- _WRITTEN REQUEST_:
Copy all of the records below verbatim.

- _ROWS_:
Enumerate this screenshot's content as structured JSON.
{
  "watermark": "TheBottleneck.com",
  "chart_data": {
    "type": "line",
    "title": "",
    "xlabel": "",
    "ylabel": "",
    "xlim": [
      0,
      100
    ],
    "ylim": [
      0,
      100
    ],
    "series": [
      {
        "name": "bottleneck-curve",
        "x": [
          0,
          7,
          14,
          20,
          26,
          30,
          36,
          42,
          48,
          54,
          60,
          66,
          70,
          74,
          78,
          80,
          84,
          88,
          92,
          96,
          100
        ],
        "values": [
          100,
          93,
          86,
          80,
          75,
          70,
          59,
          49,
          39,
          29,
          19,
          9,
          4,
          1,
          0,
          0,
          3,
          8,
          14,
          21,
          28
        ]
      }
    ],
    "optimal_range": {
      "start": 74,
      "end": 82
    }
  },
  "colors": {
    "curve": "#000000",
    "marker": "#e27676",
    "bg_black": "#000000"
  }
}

- _TASK SOLUTION_:
Enumerate this screenshot's content as structured JSON.
{
  "watermark": "TheBottleneck.com",
  "chart_data": {
    "type": "line",
    "title": "",
    "xlabel": "",
    "ylabel": "",
    "xlim": [
      0,
      100
    ],
    "ylim": [
      0,
      100
    ],
    "series": [
      {
        "name": "bottleneck-curve",
        "x": [
          0,
          7,
          14,
          20,
          26,
          30,
          36,
          42,
          48,
          54,
          60,
          66,
          70,
          74,
          78,
          80,
          84,
          88,
          92,
          96,
          100
        ],
        "values": [
          100,
          93,
          86,
          80,
          75,
          70,
          59,
          49,
          39,
          29,
          19,
          9,
          4,
          1,
          0,
          0,
          3,
          8,
          14,
          21,
          28
        ]
      }
    ],
    "optimal_range": {
      "start": 74,
      "end": 82
    }
  },
  "colors": {
    "curve": "#000000",
    "marker": "#e27676",
    "bg_black": "#000000"
  }
}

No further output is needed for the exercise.